• _THE TASK_: Look through the records and report how many lines include the word "make", with no other words.

— Begin —

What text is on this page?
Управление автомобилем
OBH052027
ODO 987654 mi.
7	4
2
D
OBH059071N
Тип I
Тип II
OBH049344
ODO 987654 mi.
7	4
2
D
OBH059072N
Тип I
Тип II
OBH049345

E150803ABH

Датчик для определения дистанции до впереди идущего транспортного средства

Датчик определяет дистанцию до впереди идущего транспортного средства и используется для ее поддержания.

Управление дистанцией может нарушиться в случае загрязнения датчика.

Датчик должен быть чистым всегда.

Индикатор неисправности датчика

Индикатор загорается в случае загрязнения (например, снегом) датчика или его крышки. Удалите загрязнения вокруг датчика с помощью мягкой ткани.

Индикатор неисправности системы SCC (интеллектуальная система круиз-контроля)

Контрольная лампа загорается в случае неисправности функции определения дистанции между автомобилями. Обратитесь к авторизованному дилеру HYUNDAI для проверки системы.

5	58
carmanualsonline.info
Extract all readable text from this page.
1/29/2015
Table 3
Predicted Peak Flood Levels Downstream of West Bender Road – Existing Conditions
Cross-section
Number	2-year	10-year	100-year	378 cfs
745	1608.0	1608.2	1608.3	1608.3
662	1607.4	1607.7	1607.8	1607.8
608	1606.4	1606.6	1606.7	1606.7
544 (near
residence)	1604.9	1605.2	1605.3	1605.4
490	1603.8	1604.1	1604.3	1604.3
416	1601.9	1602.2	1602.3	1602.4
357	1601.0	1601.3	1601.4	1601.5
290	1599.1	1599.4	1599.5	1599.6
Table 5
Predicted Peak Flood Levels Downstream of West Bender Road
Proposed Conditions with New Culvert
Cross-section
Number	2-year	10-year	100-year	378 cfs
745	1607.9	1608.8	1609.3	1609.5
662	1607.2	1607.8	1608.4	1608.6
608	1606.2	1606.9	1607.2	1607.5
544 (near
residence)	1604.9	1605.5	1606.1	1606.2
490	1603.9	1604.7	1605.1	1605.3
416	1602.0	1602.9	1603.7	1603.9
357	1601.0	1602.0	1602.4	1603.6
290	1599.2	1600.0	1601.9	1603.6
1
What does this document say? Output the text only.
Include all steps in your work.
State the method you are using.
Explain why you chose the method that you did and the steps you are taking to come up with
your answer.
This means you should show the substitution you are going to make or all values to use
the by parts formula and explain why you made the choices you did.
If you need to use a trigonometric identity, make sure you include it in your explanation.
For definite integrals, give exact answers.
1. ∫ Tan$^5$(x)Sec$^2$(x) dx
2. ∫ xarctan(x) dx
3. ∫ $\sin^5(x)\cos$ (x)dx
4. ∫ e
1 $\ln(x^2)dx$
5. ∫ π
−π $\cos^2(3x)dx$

— End —

• _SOLUTION_: 2